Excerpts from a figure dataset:
==*==

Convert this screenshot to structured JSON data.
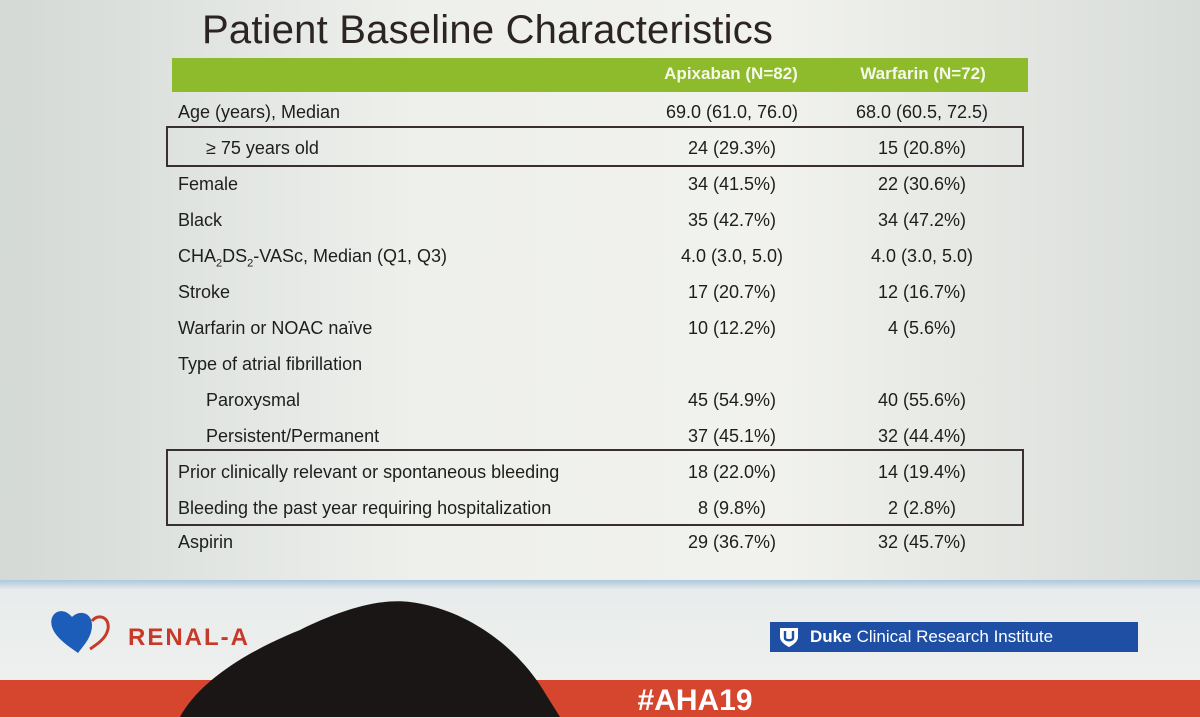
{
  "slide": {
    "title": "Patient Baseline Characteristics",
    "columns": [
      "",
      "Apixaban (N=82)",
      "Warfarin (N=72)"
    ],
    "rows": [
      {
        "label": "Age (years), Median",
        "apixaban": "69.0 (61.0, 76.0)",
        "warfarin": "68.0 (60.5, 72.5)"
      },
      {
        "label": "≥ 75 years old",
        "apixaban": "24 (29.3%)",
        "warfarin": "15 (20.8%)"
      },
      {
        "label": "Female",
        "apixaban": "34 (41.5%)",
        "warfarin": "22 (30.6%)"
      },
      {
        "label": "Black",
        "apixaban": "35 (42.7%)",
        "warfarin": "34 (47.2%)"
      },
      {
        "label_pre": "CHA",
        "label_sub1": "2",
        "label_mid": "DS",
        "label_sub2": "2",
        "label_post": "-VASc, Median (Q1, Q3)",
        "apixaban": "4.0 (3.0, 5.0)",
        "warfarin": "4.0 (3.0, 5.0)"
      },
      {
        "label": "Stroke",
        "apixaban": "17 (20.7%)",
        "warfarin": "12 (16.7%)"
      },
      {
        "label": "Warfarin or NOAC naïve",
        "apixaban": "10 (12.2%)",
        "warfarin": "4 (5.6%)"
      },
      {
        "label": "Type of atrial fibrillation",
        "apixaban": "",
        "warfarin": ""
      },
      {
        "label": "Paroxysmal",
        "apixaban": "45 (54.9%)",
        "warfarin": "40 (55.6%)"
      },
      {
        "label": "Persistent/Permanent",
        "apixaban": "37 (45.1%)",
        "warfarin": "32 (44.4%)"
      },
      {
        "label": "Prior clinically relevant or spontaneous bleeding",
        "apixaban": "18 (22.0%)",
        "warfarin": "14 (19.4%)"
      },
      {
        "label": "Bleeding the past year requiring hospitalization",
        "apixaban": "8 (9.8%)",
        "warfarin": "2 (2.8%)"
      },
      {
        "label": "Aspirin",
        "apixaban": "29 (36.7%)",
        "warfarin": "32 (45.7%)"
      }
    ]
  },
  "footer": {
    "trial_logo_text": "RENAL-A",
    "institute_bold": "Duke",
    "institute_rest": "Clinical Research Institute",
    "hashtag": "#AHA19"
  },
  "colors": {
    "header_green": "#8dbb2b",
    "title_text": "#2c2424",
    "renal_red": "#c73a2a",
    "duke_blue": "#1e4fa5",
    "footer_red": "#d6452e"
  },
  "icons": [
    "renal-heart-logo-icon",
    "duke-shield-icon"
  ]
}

==*==

__Written problem__. Quote each line of the listing exactly, but leave the pictures out.

__The reply__.
Convert this screenshot to structured JSON data.
{
  "slide": {
    "title": "Patient Baseline Characteristics",
    "columns": [
      "",
      "Apixaban (N=82)",
      "Warfarin (N=72)"
    ],
    "rows": [
      {
        "label": "Age (years), Median",
        "apixaban": "69.0 (61.0, 76.0)",
        "warfarin": "68.0 (60.5, 72.5)"
      },
      {
        "label": "≥ 75 years old",
        "apixaban": "24 (29.3%)",
        "warfarin": "15 (20.8%)"
      },
      {
        "label": "Female",
        "apixaban": "34 (41.5%)",
        "warfarin": "22 (30.6%)"
      },
      {
        "label": "Black",
        "apixaban": "35 (42.7%)",
        "warfarin": "34 (47.2%)"
      },
      {
        "label_pre": "CHA",
        "label_sub1": "2",
        "label_mid": "DS",
        "label_sub2": "2",
        "label_post": "-VASc, Median (Q1, Q3)",
        "apixaban": "4.0 (3.0, 5.0)",
        "warfarin": "4.0 (3.0, 5.0)"
      },
      {
        "label": "Stroke",
        "apixaban": "17 (20.7%)",
        "warfarin": "12 (16.7%)"
      },
      {
        "label": "Warfarin or NOAC naïve",
        "apixaban": "10 (12.2%)",
        "warfarin": "4 (5.6%)"
      },
      {
        "label": "Type of atrial fibrillation",
        "apixaban": "",
        "warfarin": ""
      },
      {
        "label": "Paroxysmal",
        "apixaban": "45 (54.9%)",
        "warfarin": "40 (55.6%)"
      },
      {
        "label": "Persistent/Permanent",
        "apixaban": "37 (45.1%)",
        "warfarin": "32 (44.4%)"
      },
      {
        "label": "Prior clinically relevant or spontaneous bleeding",
        "apixaban": "18 (22.0%)",
        "warfarin": "14 (19.4%)"
      },
      {
        "label": "Bleeding the past year requiring hospitalization",
        "apixaban": "8 (9.8%)",
        "warfarin": "2 (2.8%)"
      },
      {
        "label": "Aspirin",
        "apixaban": "29 (36.7%)",
        "warfarin": "32 (45.7%)"
      }
    ]
  },
  "footer": {
    "trial_logo_text": "RENAL-A",
    "institute_bold": "Duke",
    "institute_rest": "Clinical Research Institute",
    "hashtag": "#AHA19"
  },
  "colors": {
    "header_green": "#8dbb2b",
    "title_text": "#2c2424",
    "renal_red": "#c73a2a",
    "duke_blue": "#1e4fa5",
    "footer_red": "#d6452e"
  },
  "icons": [
    "renal-heart-logo-icon",
    "duke-shield-icon"
  ]
}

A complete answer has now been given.